PROBLEM DESCRIPTION => Can you transcribe every record below exactly as it appears?

──────────

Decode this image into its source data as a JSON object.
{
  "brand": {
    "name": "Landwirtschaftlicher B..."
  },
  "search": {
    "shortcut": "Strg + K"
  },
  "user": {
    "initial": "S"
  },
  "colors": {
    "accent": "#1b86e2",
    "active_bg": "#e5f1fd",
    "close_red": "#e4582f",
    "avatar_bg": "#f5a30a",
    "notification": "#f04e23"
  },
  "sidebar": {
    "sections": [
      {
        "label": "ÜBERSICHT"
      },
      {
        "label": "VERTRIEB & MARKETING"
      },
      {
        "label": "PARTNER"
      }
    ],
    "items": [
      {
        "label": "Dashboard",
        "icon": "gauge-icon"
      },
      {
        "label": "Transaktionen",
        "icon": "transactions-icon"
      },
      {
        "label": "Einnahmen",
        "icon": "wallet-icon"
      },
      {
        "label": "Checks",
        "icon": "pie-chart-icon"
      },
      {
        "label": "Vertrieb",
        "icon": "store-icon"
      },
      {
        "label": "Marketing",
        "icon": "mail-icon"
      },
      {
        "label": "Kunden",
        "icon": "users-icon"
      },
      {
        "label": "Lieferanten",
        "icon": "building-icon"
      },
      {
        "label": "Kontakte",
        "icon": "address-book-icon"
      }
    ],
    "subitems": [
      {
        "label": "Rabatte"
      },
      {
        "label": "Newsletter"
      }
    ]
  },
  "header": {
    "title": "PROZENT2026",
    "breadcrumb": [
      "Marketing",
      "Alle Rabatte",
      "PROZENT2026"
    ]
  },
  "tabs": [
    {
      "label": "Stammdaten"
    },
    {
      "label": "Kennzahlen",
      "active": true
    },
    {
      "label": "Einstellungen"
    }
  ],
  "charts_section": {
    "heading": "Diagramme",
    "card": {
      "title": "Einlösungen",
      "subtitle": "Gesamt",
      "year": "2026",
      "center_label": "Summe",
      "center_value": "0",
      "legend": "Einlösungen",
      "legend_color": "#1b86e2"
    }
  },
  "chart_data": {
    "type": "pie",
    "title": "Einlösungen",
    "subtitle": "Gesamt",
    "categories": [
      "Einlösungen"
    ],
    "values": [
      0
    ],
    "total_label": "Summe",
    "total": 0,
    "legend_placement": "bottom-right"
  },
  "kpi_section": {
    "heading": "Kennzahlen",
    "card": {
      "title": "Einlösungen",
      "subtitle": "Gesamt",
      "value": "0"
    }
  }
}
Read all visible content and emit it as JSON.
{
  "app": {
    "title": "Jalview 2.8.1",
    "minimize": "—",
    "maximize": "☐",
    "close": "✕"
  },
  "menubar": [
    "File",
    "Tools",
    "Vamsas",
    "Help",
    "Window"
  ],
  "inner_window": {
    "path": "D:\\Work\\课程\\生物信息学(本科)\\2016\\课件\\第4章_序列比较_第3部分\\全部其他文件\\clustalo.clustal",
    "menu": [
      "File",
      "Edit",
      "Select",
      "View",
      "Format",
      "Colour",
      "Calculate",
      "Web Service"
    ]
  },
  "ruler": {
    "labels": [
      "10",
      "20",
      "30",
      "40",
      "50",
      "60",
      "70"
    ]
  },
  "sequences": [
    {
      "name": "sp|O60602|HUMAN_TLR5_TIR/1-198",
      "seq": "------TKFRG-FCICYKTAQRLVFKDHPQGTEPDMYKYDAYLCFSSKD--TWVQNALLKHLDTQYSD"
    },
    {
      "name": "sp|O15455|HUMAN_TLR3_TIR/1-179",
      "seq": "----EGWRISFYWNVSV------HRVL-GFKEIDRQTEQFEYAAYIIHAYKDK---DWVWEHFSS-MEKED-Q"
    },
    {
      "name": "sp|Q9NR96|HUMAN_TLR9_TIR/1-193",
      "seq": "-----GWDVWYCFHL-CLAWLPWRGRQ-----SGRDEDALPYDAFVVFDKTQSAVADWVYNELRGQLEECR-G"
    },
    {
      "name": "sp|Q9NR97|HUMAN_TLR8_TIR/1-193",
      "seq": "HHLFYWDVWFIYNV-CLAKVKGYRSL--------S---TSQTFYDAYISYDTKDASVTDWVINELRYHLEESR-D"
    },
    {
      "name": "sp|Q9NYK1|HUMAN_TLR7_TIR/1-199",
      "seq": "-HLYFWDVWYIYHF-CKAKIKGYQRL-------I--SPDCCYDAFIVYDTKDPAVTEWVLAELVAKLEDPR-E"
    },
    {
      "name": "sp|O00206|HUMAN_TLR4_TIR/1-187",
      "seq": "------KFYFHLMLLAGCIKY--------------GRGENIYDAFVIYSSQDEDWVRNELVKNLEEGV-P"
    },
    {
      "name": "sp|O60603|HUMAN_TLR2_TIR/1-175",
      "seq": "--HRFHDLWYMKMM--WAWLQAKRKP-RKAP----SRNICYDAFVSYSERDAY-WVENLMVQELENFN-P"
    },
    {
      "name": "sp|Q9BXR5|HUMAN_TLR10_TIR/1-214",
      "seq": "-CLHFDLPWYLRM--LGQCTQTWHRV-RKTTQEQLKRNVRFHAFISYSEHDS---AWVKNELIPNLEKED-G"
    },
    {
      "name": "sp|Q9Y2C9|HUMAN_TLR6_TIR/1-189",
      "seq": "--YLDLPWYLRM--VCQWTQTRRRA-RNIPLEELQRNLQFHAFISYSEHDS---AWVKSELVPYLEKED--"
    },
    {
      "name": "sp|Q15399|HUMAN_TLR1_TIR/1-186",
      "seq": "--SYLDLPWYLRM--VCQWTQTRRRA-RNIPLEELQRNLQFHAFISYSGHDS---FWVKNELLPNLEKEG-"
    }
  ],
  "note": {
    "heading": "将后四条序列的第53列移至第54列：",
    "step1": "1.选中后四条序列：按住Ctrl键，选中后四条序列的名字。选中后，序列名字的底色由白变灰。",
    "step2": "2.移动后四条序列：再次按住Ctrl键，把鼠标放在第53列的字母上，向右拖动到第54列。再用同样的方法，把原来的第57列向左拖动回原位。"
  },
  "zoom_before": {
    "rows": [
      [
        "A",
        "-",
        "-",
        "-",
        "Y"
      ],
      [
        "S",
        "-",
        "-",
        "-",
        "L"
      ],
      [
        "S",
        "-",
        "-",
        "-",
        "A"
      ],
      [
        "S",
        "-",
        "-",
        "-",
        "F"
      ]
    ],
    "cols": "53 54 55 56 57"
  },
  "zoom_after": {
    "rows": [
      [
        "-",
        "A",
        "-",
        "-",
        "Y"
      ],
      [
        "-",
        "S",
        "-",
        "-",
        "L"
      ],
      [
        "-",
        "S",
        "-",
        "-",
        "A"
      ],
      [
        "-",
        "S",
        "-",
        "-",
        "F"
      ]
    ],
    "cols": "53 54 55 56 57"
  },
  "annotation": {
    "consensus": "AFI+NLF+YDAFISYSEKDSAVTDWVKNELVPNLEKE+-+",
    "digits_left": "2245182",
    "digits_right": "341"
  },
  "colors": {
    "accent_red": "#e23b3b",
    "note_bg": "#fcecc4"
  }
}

──────────

RESPONSE =>
Decode this image into its source data as a JSON object.
{
  "brand": {
    "name": "Landwirtschaftlicher B..."
  },
  "search": {
    "shortcut": "Strg + K"
  },
  "user": {
    "initial": "S"
  },
  "colors": {
    "accent": "#1b86e2",
    "active_bg": "#e5f1fd",
    "close_red": "#e4582f",
    "avatar_bg": "#f5a30a",
    "notification": "#f04e23"
  },
  "sidebar": {
    "sections": [
      {
        "label": "ÜBERSICHT"
      },
      {
        "label": "VERTRIEB & MARKETING"
      },
      {
        "label": "PARTNER"
      }
    ],
    "items": [
      {
        "label": "Dashboard",
        "icon": "gauge-icon"
      },
      {
        "label": "Transaktionen",
        "icon": "transactions-icon"
      },
      {
        "label": "Einnahmen",
        "icon": "wallet-icon"
      },
      {
        "label": "Checks",
        "icon": "pie-chart-icon"
      },
      {
        "label": "Vertrieb",
        "icon": "store-icon"
      },
      {
        "label": "Marketing",
        "icon": "mail-icon"
      },
      {
        "label": "Kunden",
        "icon": "users-icon"
      },
      {
        "label": "Lieferanten",
        "icon": "building-icon"
      },
      {
        "label": "Kontakte",
        "icon": "address-book-icon"
      }
    ],
    "subitems": [
      {
        "label": "Rabatte"
      },
      {
        "label": "Newsletter"
      }
    ]
  },
  "header": {
    "title": "PROZENT2026",
    "breadcrumb": [
      "Marketing",
      "Alle Rabatte",
      "PROZENT2026"
    ]
  },
  "tabs": [
    {
      "label": "Stammdaten"
    },
    {
      "label": "Kennzahlen",
      "active": true
    },
    {
      "label": "Einstellungen"
    }
  ],
  "charts_section": {
    "heading": "Diagramme",
    "card": {
      "title": "Einlösungen",
      "subtitle": "Gesamt",
      "year": "2026",
      "center_label": "Summe",
      "center_value": "0",
      "legend": "Einlösungen",
      "legend_color": "#1b86e2"
    }
  },
  "chart_data": {
    "type": "pie",
    "title": "Einlösungen",
    "subtitle": "Gesamt",
    "categories": [
      "Einlösungen"
    ],
    "values": [
      0
    ],
    "total_label": "Summe",
    "total": 0,
    "legend_placement": "bottom-right"
  },
  "kpi_section": {
    "heading": "Kennzahlen",
    "card": {
      "title": "Einlösungen",
      "subtitle": "Gesamt",
      "value": "0"
    }
  }
}
Read all visible content and emit it as JSON.
{
  "app": {
    "title": "Jalview 2.8.1",
    "minimize": "—",
    "maximize": "☐",
    "close": "✕"
  },
  "menubar": [
    "File",
    "Tools",
    "Vamsas",
    "Help",
    "Window"
  ],
  "inner_window": {
    "path": "D:\\Work\\课程\\生物信息学(本科)\\2016\\课件\\第4章_序列比较_第3部分\\全部其他文件\\clustalo.clustal",
    "menu": [
      "File",
      "Edit",
      "Select",
      "View",
      "Format",
      "Colour",
      "Calculate",
      "Web Service"
    ]
  },
  "ruler": {
    "labels": [
      "10",
      "20",
      "30",
      "40",
      "50",
      "60",
      "70"
    ]
  },
  "sequences": [
    {
      "name": "sp|O60602|HUMAN_TLR5_TIR/1-198",
      "seq": "------TKFRG-FCICYKTAQRLVFKDHPQGTEPDMYKYDAYLCFSSKD--TWVQNALLKHLDTQYSD"
    },
    {
      "name": "sp|O15455|HUMAN_TLR3_TIR/1-179",
      "seq": "----EGWRISFYWNVSV------HRVL-GFKEIDRQTEQFEYAAYIIHAYKDK---DWVWEHFSS-MEKED-Q"
    },
    {
      "name": "sp|Q9NR96|HUMAN_TLR9_TIR/1-193",
      "seq": "-----GWDVWYCFHL-CLAWLPWRGRQ-----SGRDEDALPYDAFVVFDKTQSAVADWVYNELRGQLEECR-G"
    },
    {
      "name": "sp|Q9NR97|HUMAN_TLR8_TIR/1-193",
      "seq": "HHLFYWDVWFIYNV-CLAKVKGYRSL--------S---TSQTFYDAYISYDTKDASVTDWVINELRYHLEESR-D"
    },
    {
      "name": "sp|Q9NYK1|HUMAN_TLR7_TIR/1-199",
      "seq": "-HLYFWDVWYIYHF-CKAKIKGYQRL-------I--SPDCCYDAFIVYDTKDPAVTEWVLAELVAKLEDPR-E"
    },
    {
      "name": "sp|O00206|HUMAN_TLR4_TIR/1-187",
      "seq": "------KFYFHLMLLAGCIKY--------------GRGENIYDAFVIYSSQDEDWVRNELVKNLEEGV-P"
    },
    {
      "name": "sp|O60603|HUMAN_TLR2_TIR/1-175",
      "seq": "--HRFHDLWYMKMM--WAWLQAKRKP-RKAP----SRNICYDAFVSYSERDAY-WVENLMVQELENFN-P"
    },
    {
      "name": "sp|Q9BXR5|HUMAN_TLR10_TIR/1-214",
      "seq": "-CLHFDLPWYLRM--LGQCTQTWHRV-RKTTQEQLKRNVRFHAFISYSEHDS---AWVKNELIPNLEKED-G"
    },
    {
      "name": "sp|Q9Y2C9|HUMAN_TLR6_TIR/1-189",
      "seq": "--YLDLPWYLRM--VCQWTQTRRRA-RNIPLEELQRNLQFHAFISYSEHDS---AWVKSELVPYLEKED--"
    },
    {
      "name": "sp|Q15399|HUMAN_TLR1_TIR/1-186",
      "seq": "--SYLDLPWYLRM--VCQWTQTRRRA-RNIPLEELQRNLQFHAFISYSGHDS---FWVKNELLPNLEKEG-"
    }
  ],
  "note": {
    "heading": "将后四条序列的第53列移至第54列：",
    "step1": "1.选中后四条序列：按住Ctrl键，选中后四条序列的名字。选中后，序列名字的底色由白变灰。",
    "step2": "2.移动后四条序列：再次按住Ctrl键，把鼠标放在第53列的字母上，向右拖动到第54列。再用同样的方法，把原来的第57列向左拖动回原位。"
  },
  "zoom_before": {
    "rows": [
      [
        "A",
        "-",
        "-",
        "-",
        "Y"
      ],
      [
        "S",
        "-",
        "-",
        "-",
        "L"
      ],
      [
        "S",
        "-",
        "-",
        "-",
        "A"
      ],
      [
        "S",
        "-",
        "-",
        "-",
        "F"
      ]
    ],
    "cols": "53 54 55 56 57"
  },
  "zoom_after": {
    "rows": [
      [
        "-",
        "A",
        "-",
        "-",
        "Y"
      ],
      [
        "-",
        "S",
        "-",
        "-",
        "L"
      ],
      [
        "-",
        "S",
        "-",
        "-",
        "A"
      ],
      [
        "-",
        "S",
        "-",
        "-",
        "F"
      ]
    ],
    "cols": "53 54 55 56 57"
  },
  "annotation": {
    "consensus": "AFI+NLF+YDAFISYSEKDSAVTDWVKNELVPNLEKE+-+",
    "digits_left": "2245182",
    "digits_right": "341"
  },
  "colors": {
    "accent_red": "#e23b3b",
    "note_bg": "#fcecc4"
  }
}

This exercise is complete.